— start of Exercise data —

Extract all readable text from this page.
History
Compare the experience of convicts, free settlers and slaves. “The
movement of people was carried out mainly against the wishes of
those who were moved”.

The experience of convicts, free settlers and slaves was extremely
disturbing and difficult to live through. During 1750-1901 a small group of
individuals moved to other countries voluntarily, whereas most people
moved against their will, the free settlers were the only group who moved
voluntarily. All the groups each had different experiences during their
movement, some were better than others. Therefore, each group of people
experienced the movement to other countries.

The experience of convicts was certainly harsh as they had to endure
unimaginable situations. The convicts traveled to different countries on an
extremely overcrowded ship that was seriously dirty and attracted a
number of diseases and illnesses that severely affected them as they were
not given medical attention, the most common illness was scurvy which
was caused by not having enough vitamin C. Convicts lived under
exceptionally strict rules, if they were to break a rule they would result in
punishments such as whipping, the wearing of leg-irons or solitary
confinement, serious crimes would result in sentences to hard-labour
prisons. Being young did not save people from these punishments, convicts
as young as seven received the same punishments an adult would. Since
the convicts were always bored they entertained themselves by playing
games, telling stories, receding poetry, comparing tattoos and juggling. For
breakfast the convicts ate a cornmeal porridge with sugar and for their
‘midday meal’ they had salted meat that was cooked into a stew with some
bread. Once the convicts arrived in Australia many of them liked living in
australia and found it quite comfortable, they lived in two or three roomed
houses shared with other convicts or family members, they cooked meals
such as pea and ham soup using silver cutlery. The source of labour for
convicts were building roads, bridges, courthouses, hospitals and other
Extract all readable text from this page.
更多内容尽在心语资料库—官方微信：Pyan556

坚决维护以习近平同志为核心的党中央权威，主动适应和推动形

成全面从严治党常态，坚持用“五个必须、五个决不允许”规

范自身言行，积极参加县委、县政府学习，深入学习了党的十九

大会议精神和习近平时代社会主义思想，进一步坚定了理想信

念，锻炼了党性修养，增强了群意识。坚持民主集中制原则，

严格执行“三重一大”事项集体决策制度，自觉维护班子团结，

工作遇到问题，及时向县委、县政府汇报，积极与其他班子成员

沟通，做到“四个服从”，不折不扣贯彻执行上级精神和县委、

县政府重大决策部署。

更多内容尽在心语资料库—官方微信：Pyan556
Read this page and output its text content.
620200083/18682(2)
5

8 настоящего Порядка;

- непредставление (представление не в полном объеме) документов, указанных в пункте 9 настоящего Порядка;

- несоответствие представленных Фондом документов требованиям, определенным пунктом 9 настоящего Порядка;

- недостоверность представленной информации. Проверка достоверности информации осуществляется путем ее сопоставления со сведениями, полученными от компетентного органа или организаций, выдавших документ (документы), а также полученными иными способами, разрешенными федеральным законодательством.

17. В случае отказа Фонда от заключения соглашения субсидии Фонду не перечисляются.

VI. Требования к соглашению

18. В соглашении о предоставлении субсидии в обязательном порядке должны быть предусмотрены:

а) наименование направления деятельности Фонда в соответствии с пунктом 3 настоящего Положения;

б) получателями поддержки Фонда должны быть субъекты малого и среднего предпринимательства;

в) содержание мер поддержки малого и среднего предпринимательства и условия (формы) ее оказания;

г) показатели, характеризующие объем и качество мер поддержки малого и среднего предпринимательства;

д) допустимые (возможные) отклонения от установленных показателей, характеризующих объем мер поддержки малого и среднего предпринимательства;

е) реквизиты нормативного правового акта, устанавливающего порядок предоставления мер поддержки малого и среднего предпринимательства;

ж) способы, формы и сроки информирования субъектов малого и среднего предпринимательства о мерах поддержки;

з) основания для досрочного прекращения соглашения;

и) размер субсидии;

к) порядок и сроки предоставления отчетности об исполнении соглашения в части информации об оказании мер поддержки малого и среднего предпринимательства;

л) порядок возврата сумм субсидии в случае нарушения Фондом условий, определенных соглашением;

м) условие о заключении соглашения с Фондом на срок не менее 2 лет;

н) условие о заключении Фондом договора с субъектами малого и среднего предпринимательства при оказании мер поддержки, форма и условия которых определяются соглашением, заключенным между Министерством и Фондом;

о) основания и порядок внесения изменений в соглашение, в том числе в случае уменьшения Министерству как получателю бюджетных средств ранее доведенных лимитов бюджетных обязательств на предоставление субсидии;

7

— end of Exercise data —

◆ Exercise instructions ◆
All entries shown above should be printed again exactly.

◆ Answer for this exercise ◆
Extract all readable text from this page.
History
Compare the experience of convicts, free settlers and slaves. “The
movement of people was carried out mainly against the wishes of
those who were moved”.

The experience of convicts, free settlers and slaves was extremely
disturbing and difficult to live through. During 1750-1901 a small group of
individuals moved to other countries voluntarily, whereas most people
moved against their will, the free settlers were the only group who moved
voluntarily. All the groups each had different experiences during their
movement, some were better than others. Therefore, each group of people
experienced the movement to other countries.

The experience of convicts was certainly harsh as they had to endure
unimaginable situations. The convicts traveled to different countries on an
extremely overcrowded ship that was seriously dirty and attracted a
number of diseases and illnesses that severely affected them as they were
not given medical attention, the most common illness was scurvy which
was caused by not having enough vitamin C. Convicts lived under
exceptionally strict rules, if they were to break a rule they would result in
punishments such as whipping, the wearing of leg-irons or solitary
confinement, serious crimes would result in sentences to hard-labour
prisons. Being young did not save people from these punishments, convicts
as young as seven received the same punishments an adult would. Since
the convicts were always bored they entertained themselves by playing
games, telling stories, receding poetry, comparing tattoos and juggling. For
breakfast the convicts ate a cornmeal porridge with sugar and for their
‘midday meal’ they had salted meat that was cooked into a stew with some
bread. Once the convicts arrived in Australia many of them liked living in
australia and found it quite comfortable, they lived in two or three roomed
houses shared with other convicts or family members, they cooked meals
such as pea and ham soup using silver cutlery. The source of labour for
convicts were building roads, bridges, courthouses, hospitals and other
Extract all readable text from this page.
更多内容尽在心语资料库—官方微信：Pyan556

坚决维护以习近平同志为核心的党中央权威，主动适应和推动形

成全面从严治党常态，坚持用“五个必须、五个决不允许”规

范自身言行，积极参加县委、县政府学习，深入学习了党的十九

大会议精神和习近平时代社会主义思想，进一步坚定了理想信

念，锻炼了党性修养，增强了群意识。坚持民主集中制原则，

严格执行“三重一大”事项集体决策制度，自觉维护班子团结，

工作遇到问题，及时向县委、县政府汇报，积极与其他班子成员

沟通，做到“四个服从”，不折不扣贯彻执行上级精神和县委、

县政府重大决策部署。

更多内容尽在心语资料库—官方微信：Pyan556
Read this page and output its text content.
620200083/18682(2)
5

8 настоящего Порядка;

- непредставление (представление не в полном объеме) документов, указанных в пункте 9 настоящего Порядка;

- несоответствие представленных Фондом документов требованиям, определенным пунктом 9 настоящего Порядка;

- недостоверность представленной информации. Проверка достоверности информации осуществляется путем ее сопоставления со сведениями, полученными от компетентного органа или организаций, выдавших документ (документы), а также полученными иными способами, разрешенными федеральным законодательством.

17. В случае отказа Фонда от заключения соглашения субсидии Фонду не перечисляются.

VI. Требования к соглашению

18. В соглашении о предоставлении субсидии в обязательном порядке должны быть предусмотрены:

а) наименование направления деятельности Фонда в соответствии с пунктом 3 настоящего Положения;

б) получателями поддержки Фонда должны быть субъекты малого и среднего предпринимательства;

в) содержание мер поддержки малого и среднего предпринимательства и условия (формы) ее оказания;

г) показатели, характеризующие объем и качество мер поддержки малого и среднего предпринимательства;

д) допустимые (возможные) отклонения от установленных показателей, характеризующих объем мер поддержки малого и среднего предпринимательства;

е) реквизиты нормативного правового акта, устанавливающего порядок предоставления мер поддержки малого и среднего предпринимательства;

ж) способы, формы и сроки информирования субъектов малого и среднего предпринимательства о мерах поддержки;

з) основания для досрочного прекращения соглашения;

и) размер субсидии;

к) порядок и сроки предоставления отчетности об исполнении соглашения в части информации об оказании мер поддержки малого и среднего предпринимательства;

л) порядок возврата сумм субсидии в случае нарушения Фондом условий, определенных соглашением;

м) условие о заключении соглашения с Фондом на срок не менее 2 лет;

н) условие о заключении Фондом договора с субъектами малого и среднего предпринимательства при оказании мер поддержки, форма и условия которых определяются соглашением, заключенным между Министерством и Фондом;

о) основания и порядок внесения изменений в соглашение, в том числе в случае уменьшения Министерству как получателю бюджетных средств ранее доведенных лимитов бюджетных обязательств на предоставление субсидии;

7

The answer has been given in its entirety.